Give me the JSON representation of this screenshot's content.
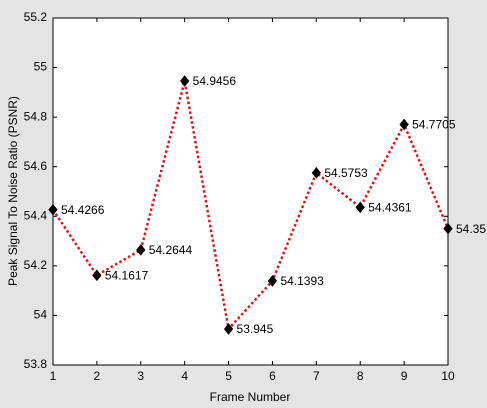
{
  "chart_data": {
    "type": "line",
    "xlabel": "Frame Number",
    "ylabel": "Peak Signal To Noise Ratio (PSNR)",
    "x": [
      1,
      2,
      3,
      4,
      5,
      6,
      7,
      8,
      9,
      10
    ],
    "series": [
      {
        "color": "#e8100e",
        "values": [
          54.4266,
          54.1617,
          54.2644,
          54.9456,
          53.945,
          54.1393,
          54.5753,
          54.4361,
          54.7705,
          54.35
        ]
      }
    ],
    "marker_color": "#000000",
    "xlim": [
      1,
      10
    ],
    "xticks": [
      1,
      2,
      3,
      4,
      5,
      6,
      7,
      8,
      9,
      10
    ],
    "ylim": [
      53.8,
      55.2
    ],
    "yticks": [
      53.8,
      54,
      54.2,
      54.4,
      54.6,
      54.8,
      55,
      55.2
    ],
    "grid": false
  }
}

• Exercise aim:
Keep the pictures out and write out the records exactly.

• Full solution:
Give me the JSON representation of this screenshot's content.
{
  "chart_data": {
    "type": "line",
    "xlabel": "Frame Number",
    "ylabel": "Peak Signal To Noise Ratio (PSNR)",
    "x": [
      1,
      2,
      3,
      4,
      5,
      6,
      7,
      8,
      9,
      10
    ],
    "series": [
      {
        "color": "#e8100e",
        "values": [
          54.4266,
          54.1617,
          54.2644,
          54.9456,
          53.945,
          54.1393,
          54.5753,
          54.4361,
          54.7705,
          54.35
        ]
      }
    ],
    "marker_color": "#000000",
    "xlim": [
      1,
      10
    ],
    "xticks": [
      1,
      2,
      3,
      4,
      5,
      6,
      7,
      8,
      9,
      10
    ],
    "ylim": [
      53.8,
      55.2
    ],
    "yticks": [
      53.8,
      54,
      54.2,
      54.4,
      54.6,
      54.8,
      55,
      55.2
    ],
    "grid": false
  }
}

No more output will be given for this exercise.